──────── Entries shown
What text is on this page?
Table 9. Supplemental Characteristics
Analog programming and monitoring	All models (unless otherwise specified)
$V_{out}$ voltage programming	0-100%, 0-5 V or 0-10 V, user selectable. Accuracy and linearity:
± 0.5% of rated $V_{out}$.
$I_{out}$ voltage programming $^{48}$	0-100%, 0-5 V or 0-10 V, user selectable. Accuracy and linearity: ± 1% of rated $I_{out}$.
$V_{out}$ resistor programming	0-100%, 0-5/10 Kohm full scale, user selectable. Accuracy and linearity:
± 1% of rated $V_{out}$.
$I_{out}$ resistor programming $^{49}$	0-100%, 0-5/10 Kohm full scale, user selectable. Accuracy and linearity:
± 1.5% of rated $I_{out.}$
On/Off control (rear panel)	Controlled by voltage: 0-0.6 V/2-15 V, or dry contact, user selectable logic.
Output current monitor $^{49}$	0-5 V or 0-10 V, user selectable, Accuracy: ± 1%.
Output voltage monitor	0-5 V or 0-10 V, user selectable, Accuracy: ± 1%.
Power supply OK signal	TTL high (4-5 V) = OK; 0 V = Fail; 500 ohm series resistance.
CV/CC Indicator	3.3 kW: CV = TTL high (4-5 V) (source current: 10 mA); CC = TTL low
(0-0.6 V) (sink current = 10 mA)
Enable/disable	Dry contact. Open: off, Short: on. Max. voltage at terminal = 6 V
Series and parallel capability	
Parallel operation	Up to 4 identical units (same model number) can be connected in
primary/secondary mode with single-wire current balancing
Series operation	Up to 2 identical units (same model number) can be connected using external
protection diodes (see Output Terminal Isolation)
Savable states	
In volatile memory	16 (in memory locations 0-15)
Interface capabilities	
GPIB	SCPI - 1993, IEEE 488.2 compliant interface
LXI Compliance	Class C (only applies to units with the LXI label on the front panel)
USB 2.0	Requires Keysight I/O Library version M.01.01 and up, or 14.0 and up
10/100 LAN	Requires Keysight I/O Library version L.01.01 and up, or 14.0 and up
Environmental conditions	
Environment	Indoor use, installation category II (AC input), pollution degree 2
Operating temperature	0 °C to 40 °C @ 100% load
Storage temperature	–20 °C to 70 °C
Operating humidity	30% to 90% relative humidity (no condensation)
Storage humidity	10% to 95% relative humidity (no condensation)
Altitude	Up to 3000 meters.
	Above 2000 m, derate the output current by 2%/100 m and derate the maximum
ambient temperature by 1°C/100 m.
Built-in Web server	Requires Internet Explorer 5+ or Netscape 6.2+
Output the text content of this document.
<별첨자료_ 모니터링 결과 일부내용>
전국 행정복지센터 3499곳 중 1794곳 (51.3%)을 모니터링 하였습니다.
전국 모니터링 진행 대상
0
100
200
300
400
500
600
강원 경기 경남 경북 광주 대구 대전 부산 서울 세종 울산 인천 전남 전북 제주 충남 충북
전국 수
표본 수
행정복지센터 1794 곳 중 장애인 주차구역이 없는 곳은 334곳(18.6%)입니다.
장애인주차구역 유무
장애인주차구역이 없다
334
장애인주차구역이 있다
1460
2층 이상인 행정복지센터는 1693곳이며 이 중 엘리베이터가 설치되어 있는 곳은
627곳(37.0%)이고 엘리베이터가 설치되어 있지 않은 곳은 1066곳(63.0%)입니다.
────────────────
### [Task directions]
Produce an exact copy of the whole listing.

### [Completed exercise]
What text is on this page?
Table 9. Supplemental Characteristics
Analog programming and monitoring	All models (unless otherwise specified)
$V_{out}$ voltage programming	0-100%, 0-5 V or 0-10 V, user selectable. Accuracy and linearity:
± 0.5% of rated $V_{out}$.
$I_{out}$ voltage programming $^{48}$	0-100%, 0-5 V or 0-10 V, user selectable. Accuracy and linearity: ± 1% of rated $I_{out}$.
$V_{out}$ resistor programming	0-100%, 0-5/10 Kohm full scale, user selectable. Accuracy and linearity:
± 1% of rated $V_{out}$.
$I_{out}$ resistor programming $^{49}$	0-100%, 0-5/10 Kohm full scale, user selectable. Accuracy and linearity:
± 1.5% of rated $I_{out.}$
On/Off control (rear panel)	Controlled by voltage: 0-0.6 V/2-15 V, or dry contact, user selectable logic.
Output current monitor $^{49}$	0-5 V or 0-10 V, user selectable, Accuracy: ± 1%.
Output voltage monitor	0-5 V or 0-10 V, user selectable, Accuracy: ± 1%.
Power supply OK signal	TTL high (4-5 V) = OK; 0 V = Fail; 500 ohm series resistance.
CV/CC Indicator	3.3 kW: CV = TTL high (4-5 V) (source current: 10 mA); CC = TTL low
(0-0.6 V) (sink current = 10 mA)
Enable/disable	Dry contact. Open: off, Short: on. Max. voltage at terminal = 6 V
Series and parallel capability	
Parallel operation	Up to 4 identical units (same model number) can be connected in
primary/secondary mode with single-wire current balancing
Series operation	Up to 2 identical units (same model number) can be connected using external
protection diodes (see Output Terminal Isolation)
Savable states	
In volatile memory	16 (in memory locations 0-15)
Interface capabilities	
GPIB	SCPI - 1993, IEEE 488.2 compliant interface
LXI Compliance	Class C (only applies to units with the LXI label on the front panel)
USB 2.0	Requires Keysight I/O Library version M.01.01 and up, or 14.0 and up
10/100 LAN	Requires Keysight I/O Library version L.01.01 and up, or 14.0 and up
Environmental conditions	
Environment	Indoor use, installation category II (AC input), pollution degree 2
Operating temperature	0 °C to 40 °C @ 100% load
Storage temperature	–20 °C to 70 °C
Operating humidity	30% to 90% relative humidity (no condensation)
Storage humidity	10% to 95% relative humidity (no condensation)
Altitude	Up to 3000 meters.
	Above 2000 m, derate the output current by 2%/100 m and derate the maximum
ambient temperature by 1°C/100 m.
Built-in Web server	Requires Internet Explorer 5+ or Netscape 6.2+
Output the text content of this document.
<별첨자료_ 모니터링 결과 일부내용>
전국 행정복지센터 3499곳 중 1794곳 (51.3%)을 모니터링 하였습니다.
전국 모니터링 진행 대상
0
100
200
300
400
500
600
강원 경기 경남 경북 광주 대구 대전 부산 서울 세종 울산 인천 전남 전북 제주 충남 충북
전국 수
표본 수
행정복지센터 1794 곳 중 장애인 주차구역이 없는 곳은 334곳(18.6%)입니다.
장애인주차구역 유무
장애인주차구역이 없다
334
장애인주차구역이 있다
1460
2층 이상인 행정복지센터는 1693곳이며 이 중 엘리베이터가 설치되어 있는 곳은
627곳(37.0%)이고 엘리베이터가 설치되어 있지 않은 곳은 1066곳(63.0%)입니다.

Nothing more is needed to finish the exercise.